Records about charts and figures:
========

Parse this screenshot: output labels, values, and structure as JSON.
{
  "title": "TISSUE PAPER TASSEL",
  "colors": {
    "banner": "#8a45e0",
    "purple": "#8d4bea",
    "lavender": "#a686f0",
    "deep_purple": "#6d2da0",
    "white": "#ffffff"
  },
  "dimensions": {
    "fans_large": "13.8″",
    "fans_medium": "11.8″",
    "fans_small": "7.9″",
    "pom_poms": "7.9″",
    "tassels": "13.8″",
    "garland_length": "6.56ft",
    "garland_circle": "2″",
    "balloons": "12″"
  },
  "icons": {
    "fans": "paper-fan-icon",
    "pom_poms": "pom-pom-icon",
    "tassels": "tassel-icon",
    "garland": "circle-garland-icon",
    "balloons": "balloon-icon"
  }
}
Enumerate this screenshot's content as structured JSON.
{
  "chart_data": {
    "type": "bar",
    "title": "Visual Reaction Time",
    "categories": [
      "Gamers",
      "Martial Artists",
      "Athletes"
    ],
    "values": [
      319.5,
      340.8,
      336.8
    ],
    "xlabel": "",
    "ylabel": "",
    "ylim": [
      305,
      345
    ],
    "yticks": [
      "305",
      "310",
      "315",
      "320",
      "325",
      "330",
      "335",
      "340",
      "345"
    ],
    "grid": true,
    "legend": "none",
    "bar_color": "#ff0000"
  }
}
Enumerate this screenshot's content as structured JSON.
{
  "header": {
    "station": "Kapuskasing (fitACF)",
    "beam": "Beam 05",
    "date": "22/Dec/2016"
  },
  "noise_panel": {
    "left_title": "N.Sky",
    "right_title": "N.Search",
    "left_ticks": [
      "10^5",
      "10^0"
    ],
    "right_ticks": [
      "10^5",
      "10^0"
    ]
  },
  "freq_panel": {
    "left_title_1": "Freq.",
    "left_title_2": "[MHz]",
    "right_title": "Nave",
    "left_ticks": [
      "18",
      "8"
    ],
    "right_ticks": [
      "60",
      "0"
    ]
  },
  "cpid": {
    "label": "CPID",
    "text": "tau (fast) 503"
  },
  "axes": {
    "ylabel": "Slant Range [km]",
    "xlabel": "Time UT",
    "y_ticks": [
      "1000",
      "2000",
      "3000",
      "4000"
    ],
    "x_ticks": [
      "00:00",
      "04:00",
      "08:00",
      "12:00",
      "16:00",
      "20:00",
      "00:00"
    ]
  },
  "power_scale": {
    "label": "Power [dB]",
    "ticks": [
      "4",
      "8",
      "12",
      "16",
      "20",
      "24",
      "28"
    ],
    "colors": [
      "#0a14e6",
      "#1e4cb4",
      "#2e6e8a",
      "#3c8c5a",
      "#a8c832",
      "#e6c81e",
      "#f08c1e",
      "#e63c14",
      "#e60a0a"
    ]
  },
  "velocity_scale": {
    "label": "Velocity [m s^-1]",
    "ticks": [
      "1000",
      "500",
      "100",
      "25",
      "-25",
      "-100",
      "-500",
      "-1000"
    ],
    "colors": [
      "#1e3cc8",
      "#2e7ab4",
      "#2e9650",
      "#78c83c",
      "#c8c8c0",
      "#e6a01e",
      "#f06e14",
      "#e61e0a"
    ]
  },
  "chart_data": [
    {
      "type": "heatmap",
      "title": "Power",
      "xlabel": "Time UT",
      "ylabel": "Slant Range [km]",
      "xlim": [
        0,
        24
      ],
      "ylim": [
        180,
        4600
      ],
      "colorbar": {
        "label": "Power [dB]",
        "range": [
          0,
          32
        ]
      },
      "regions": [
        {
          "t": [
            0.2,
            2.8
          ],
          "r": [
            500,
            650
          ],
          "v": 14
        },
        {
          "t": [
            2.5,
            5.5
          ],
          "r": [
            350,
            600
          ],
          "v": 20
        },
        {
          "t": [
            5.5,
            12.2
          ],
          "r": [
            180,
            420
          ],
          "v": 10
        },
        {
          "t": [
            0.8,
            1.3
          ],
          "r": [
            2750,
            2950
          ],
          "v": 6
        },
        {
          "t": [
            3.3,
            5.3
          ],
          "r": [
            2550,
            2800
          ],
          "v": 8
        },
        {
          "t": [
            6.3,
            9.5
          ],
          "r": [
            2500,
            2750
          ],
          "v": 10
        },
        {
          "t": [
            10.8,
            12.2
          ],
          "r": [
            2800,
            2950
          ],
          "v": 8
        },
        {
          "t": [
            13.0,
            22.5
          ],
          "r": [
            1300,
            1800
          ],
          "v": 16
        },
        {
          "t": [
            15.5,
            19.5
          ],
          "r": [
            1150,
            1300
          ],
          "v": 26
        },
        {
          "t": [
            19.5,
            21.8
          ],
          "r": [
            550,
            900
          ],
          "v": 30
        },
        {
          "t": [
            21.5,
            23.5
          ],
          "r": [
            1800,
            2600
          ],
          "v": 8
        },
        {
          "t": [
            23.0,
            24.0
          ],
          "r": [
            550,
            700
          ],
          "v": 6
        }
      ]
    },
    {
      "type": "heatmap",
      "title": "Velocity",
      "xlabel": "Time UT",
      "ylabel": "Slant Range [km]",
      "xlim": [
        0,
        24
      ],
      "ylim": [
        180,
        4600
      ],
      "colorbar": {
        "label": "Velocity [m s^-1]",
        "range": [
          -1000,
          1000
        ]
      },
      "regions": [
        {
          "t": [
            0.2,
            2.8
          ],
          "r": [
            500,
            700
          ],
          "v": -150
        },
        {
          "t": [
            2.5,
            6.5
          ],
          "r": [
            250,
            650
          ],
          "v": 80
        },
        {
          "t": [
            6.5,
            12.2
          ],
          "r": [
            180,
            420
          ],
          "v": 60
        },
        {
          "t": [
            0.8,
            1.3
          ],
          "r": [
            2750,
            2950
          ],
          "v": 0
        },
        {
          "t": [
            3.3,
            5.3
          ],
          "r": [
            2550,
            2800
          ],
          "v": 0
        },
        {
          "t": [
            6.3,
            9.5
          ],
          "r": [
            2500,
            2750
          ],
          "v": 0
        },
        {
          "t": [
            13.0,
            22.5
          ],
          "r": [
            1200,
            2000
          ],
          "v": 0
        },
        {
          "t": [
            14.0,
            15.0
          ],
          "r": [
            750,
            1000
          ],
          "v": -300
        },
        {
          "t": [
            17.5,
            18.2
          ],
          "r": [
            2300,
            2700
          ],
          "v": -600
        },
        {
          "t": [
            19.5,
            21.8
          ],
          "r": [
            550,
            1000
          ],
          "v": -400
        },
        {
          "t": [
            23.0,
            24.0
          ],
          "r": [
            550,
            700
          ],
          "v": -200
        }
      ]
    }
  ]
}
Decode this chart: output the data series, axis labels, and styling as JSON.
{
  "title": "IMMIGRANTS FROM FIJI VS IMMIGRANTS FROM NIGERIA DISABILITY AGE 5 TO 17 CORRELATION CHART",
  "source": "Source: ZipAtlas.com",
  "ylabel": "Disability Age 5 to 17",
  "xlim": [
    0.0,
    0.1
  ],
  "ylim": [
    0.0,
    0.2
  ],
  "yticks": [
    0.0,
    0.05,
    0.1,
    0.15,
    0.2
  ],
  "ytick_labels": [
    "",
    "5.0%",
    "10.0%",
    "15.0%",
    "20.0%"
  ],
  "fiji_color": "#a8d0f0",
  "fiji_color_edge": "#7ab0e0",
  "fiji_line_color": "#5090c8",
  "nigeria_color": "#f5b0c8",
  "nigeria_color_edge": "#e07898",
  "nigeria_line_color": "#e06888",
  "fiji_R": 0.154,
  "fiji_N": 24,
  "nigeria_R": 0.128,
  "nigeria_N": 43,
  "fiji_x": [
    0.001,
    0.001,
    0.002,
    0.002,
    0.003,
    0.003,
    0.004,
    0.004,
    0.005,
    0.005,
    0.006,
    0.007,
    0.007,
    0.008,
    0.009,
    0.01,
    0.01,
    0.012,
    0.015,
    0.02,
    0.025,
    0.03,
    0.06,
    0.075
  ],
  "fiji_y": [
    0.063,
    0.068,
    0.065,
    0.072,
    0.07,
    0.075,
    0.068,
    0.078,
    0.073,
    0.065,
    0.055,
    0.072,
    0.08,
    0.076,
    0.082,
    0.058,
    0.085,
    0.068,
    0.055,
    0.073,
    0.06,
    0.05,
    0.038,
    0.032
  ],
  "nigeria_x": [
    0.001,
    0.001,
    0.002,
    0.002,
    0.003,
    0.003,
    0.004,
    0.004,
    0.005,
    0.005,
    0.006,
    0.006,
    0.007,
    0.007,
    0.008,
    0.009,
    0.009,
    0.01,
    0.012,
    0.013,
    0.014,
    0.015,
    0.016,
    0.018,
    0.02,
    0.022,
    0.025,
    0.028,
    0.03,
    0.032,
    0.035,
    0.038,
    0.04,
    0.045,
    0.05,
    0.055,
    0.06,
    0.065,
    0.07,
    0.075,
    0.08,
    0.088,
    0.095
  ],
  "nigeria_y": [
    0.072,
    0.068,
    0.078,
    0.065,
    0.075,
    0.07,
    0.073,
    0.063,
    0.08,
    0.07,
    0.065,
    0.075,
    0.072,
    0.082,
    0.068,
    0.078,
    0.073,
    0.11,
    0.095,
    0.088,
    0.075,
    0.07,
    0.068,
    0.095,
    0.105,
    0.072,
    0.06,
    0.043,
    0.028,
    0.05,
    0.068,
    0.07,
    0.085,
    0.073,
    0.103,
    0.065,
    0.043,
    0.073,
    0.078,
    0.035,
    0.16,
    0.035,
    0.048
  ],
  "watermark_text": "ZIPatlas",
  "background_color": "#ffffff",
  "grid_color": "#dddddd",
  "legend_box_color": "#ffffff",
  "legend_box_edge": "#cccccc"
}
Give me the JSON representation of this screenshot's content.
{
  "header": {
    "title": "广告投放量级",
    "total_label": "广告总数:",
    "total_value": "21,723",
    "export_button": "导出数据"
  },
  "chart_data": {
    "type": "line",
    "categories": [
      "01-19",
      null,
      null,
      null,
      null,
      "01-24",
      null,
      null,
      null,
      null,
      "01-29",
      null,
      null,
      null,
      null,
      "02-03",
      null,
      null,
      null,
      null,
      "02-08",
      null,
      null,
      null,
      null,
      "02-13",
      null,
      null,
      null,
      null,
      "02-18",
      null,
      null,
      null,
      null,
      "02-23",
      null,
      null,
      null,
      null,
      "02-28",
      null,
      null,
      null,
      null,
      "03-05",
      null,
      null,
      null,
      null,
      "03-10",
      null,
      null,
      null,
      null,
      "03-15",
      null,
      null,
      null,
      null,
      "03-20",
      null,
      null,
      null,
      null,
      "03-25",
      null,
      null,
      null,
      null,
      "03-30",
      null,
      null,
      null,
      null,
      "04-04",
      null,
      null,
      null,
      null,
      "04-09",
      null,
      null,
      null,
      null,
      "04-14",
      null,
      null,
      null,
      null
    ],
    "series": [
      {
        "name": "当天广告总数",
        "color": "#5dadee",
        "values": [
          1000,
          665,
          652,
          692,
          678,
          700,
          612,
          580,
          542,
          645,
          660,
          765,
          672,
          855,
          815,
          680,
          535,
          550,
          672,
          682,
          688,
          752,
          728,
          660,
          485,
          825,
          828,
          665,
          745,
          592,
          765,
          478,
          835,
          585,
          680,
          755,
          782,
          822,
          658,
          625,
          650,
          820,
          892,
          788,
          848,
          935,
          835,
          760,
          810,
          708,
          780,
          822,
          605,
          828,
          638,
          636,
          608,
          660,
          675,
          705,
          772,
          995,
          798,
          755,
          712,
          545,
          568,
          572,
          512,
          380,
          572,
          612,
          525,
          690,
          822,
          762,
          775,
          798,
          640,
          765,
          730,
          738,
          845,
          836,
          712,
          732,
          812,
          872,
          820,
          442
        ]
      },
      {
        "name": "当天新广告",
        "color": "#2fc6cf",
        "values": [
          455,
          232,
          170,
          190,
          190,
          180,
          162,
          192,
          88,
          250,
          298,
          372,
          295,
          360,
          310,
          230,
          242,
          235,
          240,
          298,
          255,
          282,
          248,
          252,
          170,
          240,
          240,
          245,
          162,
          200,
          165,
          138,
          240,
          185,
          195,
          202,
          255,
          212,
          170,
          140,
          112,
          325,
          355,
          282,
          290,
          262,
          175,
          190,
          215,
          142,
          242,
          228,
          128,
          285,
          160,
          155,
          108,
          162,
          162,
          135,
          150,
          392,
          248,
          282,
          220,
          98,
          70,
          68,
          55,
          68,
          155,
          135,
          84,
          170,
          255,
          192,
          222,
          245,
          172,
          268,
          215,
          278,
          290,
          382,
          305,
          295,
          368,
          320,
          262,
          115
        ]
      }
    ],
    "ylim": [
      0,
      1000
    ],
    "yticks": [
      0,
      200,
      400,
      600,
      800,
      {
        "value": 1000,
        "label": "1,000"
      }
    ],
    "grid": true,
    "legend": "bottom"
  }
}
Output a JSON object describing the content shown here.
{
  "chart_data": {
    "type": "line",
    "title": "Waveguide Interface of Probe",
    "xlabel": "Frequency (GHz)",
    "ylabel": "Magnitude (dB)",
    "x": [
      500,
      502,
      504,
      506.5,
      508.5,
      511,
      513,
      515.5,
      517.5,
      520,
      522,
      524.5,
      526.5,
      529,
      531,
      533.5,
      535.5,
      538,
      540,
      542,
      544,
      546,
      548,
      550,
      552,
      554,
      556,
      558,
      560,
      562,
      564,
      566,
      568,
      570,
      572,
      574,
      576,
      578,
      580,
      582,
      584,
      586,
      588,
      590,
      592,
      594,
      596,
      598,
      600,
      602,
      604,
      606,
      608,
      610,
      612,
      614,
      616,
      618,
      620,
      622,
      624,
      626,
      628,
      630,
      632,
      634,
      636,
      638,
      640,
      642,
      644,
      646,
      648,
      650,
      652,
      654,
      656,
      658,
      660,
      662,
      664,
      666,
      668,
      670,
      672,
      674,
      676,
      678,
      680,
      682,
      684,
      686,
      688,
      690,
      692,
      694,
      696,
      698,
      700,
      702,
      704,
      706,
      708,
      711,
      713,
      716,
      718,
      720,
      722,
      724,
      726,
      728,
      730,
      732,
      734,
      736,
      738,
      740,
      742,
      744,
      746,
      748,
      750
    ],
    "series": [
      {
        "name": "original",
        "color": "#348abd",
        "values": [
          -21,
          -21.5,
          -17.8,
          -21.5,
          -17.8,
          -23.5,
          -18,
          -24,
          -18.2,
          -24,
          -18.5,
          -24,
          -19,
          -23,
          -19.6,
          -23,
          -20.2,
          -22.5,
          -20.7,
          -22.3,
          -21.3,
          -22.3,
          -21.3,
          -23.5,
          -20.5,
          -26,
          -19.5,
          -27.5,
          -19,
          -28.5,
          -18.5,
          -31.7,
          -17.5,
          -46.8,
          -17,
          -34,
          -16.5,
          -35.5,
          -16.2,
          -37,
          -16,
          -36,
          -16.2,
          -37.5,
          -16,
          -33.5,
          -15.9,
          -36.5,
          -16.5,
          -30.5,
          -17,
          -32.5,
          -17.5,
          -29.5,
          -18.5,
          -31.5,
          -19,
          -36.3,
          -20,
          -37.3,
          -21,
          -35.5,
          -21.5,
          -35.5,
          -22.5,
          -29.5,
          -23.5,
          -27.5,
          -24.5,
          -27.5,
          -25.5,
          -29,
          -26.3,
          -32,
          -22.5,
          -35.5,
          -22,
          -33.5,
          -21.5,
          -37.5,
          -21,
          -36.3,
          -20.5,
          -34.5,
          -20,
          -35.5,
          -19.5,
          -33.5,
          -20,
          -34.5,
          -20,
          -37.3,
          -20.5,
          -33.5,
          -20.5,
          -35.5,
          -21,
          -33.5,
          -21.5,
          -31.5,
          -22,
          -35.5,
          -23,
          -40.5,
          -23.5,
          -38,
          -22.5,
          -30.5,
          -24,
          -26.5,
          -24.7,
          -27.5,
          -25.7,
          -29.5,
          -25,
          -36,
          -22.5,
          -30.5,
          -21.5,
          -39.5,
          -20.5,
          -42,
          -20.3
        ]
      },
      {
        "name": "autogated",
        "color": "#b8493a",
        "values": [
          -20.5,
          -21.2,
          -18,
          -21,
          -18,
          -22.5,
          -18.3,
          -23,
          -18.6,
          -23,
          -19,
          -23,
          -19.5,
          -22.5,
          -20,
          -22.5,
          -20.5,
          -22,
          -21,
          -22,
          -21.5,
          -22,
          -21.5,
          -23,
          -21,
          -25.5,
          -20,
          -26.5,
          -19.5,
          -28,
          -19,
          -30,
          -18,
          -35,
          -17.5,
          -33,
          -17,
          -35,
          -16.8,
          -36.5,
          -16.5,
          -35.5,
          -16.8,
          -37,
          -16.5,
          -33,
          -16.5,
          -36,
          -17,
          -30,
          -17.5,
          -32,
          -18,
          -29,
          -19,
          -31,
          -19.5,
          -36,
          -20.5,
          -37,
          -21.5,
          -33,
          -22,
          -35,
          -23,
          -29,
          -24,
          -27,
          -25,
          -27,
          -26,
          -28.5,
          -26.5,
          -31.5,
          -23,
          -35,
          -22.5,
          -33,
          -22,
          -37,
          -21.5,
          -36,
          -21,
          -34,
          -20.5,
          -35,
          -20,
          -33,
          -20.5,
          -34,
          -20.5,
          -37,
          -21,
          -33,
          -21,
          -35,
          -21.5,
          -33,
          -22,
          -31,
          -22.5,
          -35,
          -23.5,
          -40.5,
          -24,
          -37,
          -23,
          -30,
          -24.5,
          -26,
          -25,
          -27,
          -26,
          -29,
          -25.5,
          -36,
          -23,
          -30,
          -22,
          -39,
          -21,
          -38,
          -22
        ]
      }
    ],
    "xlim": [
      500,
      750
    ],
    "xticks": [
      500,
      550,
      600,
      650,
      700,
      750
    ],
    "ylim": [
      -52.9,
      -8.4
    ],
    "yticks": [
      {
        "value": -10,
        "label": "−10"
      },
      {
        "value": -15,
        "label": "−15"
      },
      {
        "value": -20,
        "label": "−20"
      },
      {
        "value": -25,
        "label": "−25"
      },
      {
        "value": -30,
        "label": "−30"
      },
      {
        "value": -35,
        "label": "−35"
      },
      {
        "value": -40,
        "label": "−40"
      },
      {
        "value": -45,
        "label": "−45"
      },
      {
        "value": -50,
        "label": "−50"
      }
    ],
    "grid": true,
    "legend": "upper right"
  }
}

========

THE REQUEST –
Copy all lines above containing the string "screenshot".

EXPECTED OUTPUT –
Parse this screenshot: output labels, values, and structure as JSON.
Enumerate this screenshot's content as structured JSON.
Enumerate this screenshot's content as structured JSON.
Give me the JSON representation of this screenshot's content.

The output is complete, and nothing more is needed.